Problem to solve - Each entry below is to be written out exactly, and the pictures are to be left out.

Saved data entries
--------------------

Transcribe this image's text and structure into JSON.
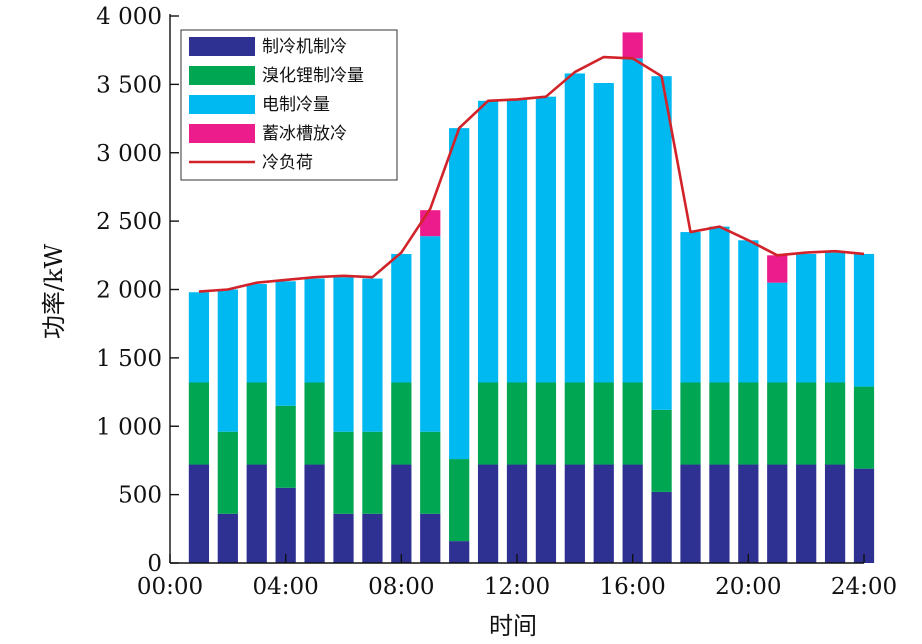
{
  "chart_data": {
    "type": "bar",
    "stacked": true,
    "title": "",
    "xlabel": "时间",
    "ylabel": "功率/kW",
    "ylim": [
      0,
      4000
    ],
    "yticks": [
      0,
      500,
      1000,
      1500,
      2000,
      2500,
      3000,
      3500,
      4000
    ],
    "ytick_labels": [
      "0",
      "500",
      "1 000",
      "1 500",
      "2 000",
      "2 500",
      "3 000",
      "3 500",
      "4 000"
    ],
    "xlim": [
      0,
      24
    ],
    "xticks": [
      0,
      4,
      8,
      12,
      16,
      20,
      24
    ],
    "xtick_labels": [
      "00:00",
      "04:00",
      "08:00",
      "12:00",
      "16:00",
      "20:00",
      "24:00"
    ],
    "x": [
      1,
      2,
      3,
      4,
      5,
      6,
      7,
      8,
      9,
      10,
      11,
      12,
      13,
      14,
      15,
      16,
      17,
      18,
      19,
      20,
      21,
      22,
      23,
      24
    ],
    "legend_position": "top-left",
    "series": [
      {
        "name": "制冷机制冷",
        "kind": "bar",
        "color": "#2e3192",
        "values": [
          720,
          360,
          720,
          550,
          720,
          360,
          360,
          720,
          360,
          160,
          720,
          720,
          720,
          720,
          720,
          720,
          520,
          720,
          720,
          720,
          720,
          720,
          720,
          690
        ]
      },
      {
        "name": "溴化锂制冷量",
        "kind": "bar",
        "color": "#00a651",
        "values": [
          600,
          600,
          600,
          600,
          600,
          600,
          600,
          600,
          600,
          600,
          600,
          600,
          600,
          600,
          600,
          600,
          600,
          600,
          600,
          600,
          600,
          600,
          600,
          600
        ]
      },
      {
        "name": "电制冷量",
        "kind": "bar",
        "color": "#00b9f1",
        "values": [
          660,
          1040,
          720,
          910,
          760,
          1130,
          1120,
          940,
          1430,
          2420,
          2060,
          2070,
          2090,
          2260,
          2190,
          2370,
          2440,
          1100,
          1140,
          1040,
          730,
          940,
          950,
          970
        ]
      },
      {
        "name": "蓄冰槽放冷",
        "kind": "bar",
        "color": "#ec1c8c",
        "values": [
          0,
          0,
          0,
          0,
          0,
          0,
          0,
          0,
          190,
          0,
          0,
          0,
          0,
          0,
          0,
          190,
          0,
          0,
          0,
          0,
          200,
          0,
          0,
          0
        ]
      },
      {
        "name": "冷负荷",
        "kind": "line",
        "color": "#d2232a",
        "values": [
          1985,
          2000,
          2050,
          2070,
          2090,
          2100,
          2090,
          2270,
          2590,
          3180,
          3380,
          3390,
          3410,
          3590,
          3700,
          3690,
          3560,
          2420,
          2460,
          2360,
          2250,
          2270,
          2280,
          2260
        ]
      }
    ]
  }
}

--------------------

Solution below -
Transcribe this image's text and structure into JSON.
{
  "chart_data": {
    "type": "bar",
    "stacked": true,
    "title": "",
    "xlabel": "时间",
    "ylabel": "功率/kW",
    "ylim": [
      0,
      4000
    ],
    "yticks": [
      0,
      500,
      1000,
      1500,
      2000,
      2500,
      3000,
      3500,
      4000
    ],
    "ytick_labels": [
      "0",
      "500",
      "1 000",
      "1 500",
      "2 000",
      "2 500",
      "3 000",
      "3 500",
      "4 000"
    ],
    "xlim": [
      0,
      24
    ],
    "xticks": [
      0,
      4,
      8,
      12,
      16,
      20,
      24
    ],
    "xtick_labels": [
      "00:00",
      "04:00",
      "08:00",
      "12:00",
      "16:00",
      "20:00",
      "24:00"
    ],
    "x": [
      1,
      2,
      3,
      4,
      5,
      6,
      7,
      8,
      9,
      10,
      11,
      12,
      13,
      14,
      15,
      16,
      17,
      18,
      19,
      20,
      21,
      22,
      23,
      24
    ],
    "legend_position": "top-left",
    "series": [
      {
        "name": "制冷机制冷",
        "kind": "bar",
        "color": "#2e3192",
        "values": [
          720,
          360,
          720,
          550,
          720,
          360,
          360,
          720,
          360,
          160,
          720,
          720,
          720,
          720,
          720,
          720,
          520,
          720,
          720,
          720,
          720,
          720,
          720,
          690
        ]
      },
      {
        "name": "溴化锂制冷量",
        "kind": "bar",
        "color": "#00a651",
        "values": [
          600,
          600,
          600,
          600,
          600,
          600,
          600,
          600,
          600,
          600,
          600,
          600,
          600,
          600,
          600,
          600,
          600,
          600,
          600,
          600,
          600,
          600,
          600,
          600
        ]
      },
      {
        "name": "电制冷量",
        "kind": "bar",
        "color": "#00b9f1",
        "values": [
          660,
          1040,
          720,
          910,
          760,
          1130,
          1120,
          940,
          1430,
          2420,
          2060,
          2070,
          2090,
          2260,
          2190,
          2370,
          2440,
          1100,
          1140,
          1040,
          730,
          940,
          950,
          970
        ]
      },
      {
        "name": "蓄冰槽放冷",
        "kind": "bar",
        "color": "#ec1c8c",
        "values": [
          0,
          0,
          0,
          0,
          0,
          0,
          0,
          0,
          190,
          0,
          0,
          0,
          0,
          0,
          0,
          190,
          0,
          0,
          0,
          0,
          200,
          0,
          0,
          0
        ]
      },
      {
        "name": "冷负荷",
        "kind": "line",
        "color": "#d2232a",
        "values": [
          1985,
          2000,
          2050,
          2070,
          2090,
          2100,
          2090,
          2270,
          2590,
          3180,
          3380,
          3390,
          3410,
          3590,
          3700,
          3690,
          3560,
          2420,
          2460,
          2360,
          2250,
          2270,
          2280,
          2260
        ]
      }
    ]
  }
}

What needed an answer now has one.